### DO THIS
Go through the records and copy each line where the word "Айдарханованың" occurs.

### SUPPLIED MATERIAL
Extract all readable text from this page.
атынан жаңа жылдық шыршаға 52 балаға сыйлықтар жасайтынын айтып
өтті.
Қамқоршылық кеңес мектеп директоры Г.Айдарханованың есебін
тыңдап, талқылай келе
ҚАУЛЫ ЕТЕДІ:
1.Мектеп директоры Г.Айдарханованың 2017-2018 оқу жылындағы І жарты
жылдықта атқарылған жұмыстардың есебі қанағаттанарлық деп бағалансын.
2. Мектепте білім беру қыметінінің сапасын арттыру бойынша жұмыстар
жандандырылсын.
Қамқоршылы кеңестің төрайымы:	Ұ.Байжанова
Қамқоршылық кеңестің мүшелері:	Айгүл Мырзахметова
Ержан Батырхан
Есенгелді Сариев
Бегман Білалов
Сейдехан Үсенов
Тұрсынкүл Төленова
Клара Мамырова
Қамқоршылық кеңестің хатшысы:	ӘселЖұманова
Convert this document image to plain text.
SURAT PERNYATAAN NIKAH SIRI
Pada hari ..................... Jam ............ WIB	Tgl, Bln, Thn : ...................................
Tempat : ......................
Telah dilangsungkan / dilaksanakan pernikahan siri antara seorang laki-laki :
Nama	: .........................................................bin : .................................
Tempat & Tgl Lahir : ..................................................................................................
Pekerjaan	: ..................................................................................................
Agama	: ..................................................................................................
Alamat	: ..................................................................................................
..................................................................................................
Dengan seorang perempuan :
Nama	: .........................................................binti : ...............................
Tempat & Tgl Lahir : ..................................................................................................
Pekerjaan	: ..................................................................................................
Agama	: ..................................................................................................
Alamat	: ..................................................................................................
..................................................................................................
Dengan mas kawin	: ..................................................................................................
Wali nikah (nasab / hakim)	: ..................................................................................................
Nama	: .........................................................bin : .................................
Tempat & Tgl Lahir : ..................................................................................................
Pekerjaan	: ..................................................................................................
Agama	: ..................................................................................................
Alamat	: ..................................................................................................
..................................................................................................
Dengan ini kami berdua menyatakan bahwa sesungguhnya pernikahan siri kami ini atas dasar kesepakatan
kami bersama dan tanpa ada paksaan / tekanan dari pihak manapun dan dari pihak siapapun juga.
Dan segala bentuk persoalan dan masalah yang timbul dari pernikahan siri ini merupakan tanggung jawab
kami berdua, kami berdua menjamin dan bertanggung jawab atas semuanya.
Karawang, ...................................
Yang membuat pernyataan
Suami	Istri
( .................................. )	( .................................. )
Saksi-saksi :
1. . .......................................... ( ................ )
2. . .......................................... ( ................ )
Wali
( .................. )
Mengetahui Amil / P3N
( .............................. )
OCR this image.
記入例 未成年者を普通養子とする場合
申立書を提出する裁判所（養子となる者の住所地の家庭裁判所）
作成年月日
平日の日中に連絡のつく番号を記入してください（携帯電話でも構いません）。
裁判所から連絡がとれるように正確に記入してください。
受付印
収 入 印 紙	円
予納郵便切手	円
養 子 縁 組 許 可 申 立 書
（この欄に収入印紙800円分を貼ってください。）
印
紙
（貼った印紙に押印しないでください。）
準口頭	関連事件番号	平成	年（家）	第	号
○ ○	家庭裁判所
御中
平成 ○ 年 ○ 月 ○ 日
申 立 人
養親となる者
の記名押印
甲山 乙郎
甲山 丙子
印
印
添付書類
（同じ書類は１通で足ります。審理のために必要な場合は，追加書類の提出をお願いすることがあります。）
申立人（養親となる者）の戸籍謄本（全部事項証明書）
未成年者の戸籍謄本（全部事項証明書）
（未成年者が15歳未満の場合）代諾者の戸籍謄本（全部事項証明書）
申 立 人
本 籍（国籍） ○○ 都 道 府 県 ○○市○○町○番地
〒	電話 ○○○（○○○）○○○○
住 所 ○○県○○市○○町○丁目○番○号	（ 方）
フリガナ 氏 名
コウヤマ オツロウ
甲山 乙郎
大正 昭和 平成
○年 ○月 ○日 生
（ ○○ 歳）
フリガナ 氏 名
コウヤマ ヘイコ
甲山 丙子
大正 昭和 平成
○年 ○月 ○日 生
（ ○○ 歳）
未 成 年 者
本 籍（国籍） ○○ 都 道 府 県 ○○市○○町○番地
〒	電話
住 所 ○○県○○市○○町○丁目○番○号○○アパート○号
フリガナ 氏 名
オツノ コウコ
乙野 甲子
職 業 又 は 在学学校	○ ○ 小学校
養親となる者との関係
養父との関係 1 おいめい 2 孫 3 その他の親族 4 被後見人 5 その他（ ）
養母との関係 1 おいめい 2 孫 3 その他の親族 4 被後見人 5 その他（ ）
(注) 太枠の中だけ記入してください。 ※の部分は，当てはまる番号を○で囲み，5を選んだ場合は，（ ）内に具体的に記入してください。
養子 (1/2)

### THE OUTPUT
Қамқоршылық кеңес мектеп директоры Г.Айдарханованың есебін
1.Мектеп директоры Г.Айдарханованың 2017-2018 оқу жылындағы І жарты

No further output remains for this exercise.